▶ [YOUR GOAL]
Write out every entry exactly as given, but omit the pictures.

# EXTRACTED RECORDS start

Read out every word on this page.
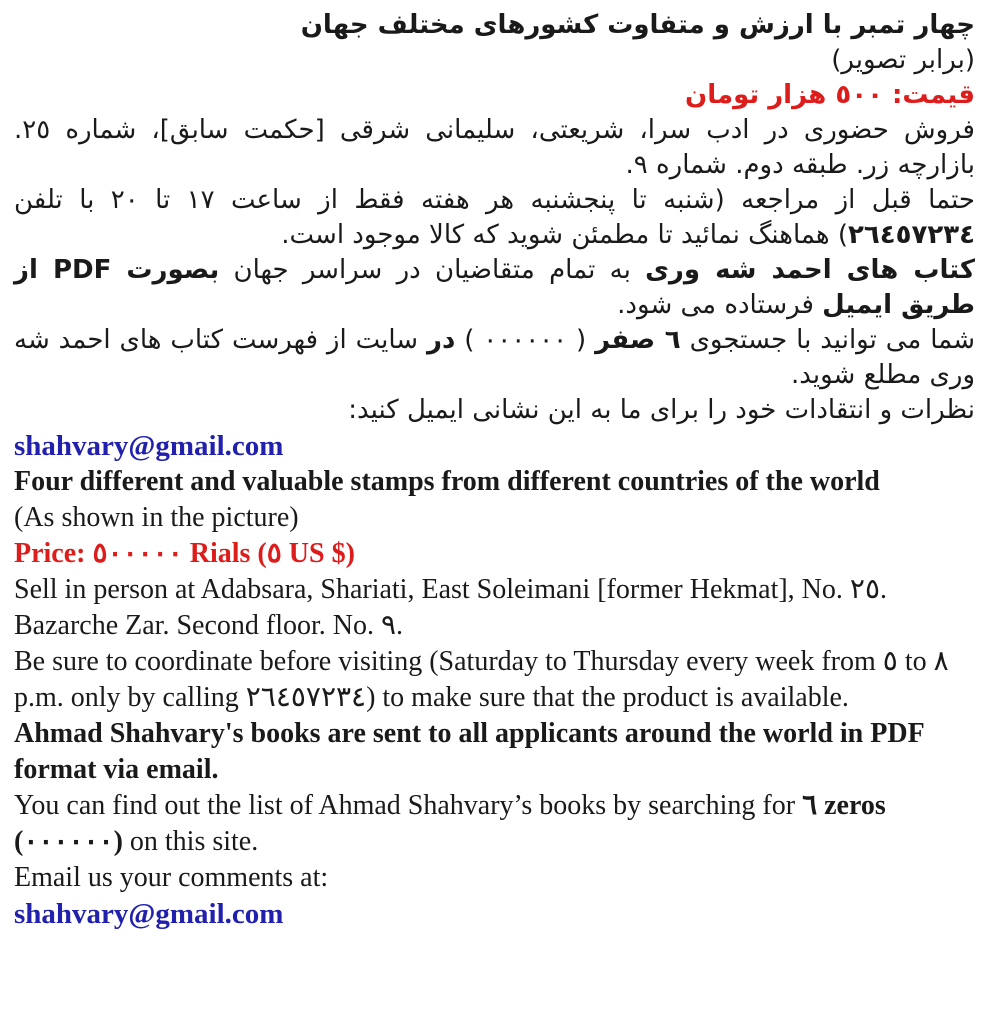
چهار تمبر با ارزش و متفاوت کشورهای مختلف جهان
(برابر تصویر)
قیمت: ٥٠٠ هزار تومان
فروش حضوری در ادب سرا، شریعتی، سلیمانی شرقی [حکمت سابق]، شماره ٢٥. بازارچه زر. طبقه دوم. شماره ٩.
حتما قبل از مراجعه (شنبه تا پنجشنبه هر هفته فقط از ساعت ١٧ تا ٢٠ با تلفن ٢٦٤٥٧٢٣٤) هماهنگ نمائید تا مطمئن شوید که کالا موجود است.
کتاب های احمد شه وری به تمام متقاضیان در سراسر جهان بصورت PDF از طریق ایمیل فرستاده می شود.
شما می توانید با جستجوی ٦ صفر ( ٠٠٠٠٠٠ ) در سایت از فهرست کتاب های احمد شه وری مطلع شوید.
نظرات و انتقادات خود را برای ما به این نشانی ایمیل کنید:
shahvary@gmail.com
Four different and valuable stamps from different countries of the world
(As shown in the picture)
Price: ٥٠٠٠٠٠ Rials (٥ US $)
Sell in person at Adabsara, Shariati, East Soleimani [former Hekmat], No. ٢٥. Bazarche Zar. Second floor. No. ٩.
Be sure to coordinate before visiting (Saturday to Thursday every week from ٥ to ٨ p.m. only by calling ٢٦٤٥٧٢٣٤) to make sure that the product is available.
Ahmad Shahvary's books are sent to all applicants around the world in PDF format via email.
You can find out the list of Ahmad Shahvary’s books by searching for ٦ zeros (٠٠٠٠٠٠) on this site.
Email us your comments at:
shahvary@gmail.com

# EXTRACTED RECORDS end

▶ [RESPONSE]
Read out every word on this page.
چهار تمبر با ارزش و متفاوت کشورهای مختلف جهان
(برابر تصویر)
قیمت: ٥٠٠ هزار تومان
فروش حضوری در ادب سرا، شریعتی، سلیمانی شرقی [حکمت سابق]، شماره ٢٥. بازارچه زر. طبقه دوم. شماره ٩.
حتما قبل از مراجعه (شنبه تا پنجشنبه هر هفته فقط از ساعت ١٧ تا ٢٠ با تلفن ٢٦٤٥٧٢٣٤) هماهنگ نمائید تا مطمئن شوید که کالا موجود است.
کتاب های احمد شه وری به تمام متقاضیان در سراسر جهان بصورت PDF از طریق ایمیل فرستاده می شود.
شما می توانید با جستجوی ٦ صفر ( ٠٠٠٠٠٠ ) در سایت از فهرست کتاب های احمد شه وری مطلع شوید.
نظرات و انتقادات خود را برای ما به این نشانی ایمیل کنید:
shahvary@gmail.com
Four different and valuable stamps from different countries of the world
(As shown in the picture)
Price: ٥٠٠٠٠٠ Rials (٥ US $)
Sell in person at Adabsara, Shariati, East Soleimani [former Hekmat], No. ٢٥. Bazarche Zar. Second floor. No. ٩.
Be sure to coordinate before visiting (Saturday to Thursday every week from ٥ to ٨ p.m. only by calling ٢٦٤٥٧٢٣٤) to make sure that the product is available.
Ahmad Shahvary's books are sent to all applicants around the world in PDF format via email.
You can find out the list of Ahmad Shahvary’s books by searching for ٦ zeros (٠٠٠٠٠٠) on this site.
Email us your comments at:
shahvary@gmail.com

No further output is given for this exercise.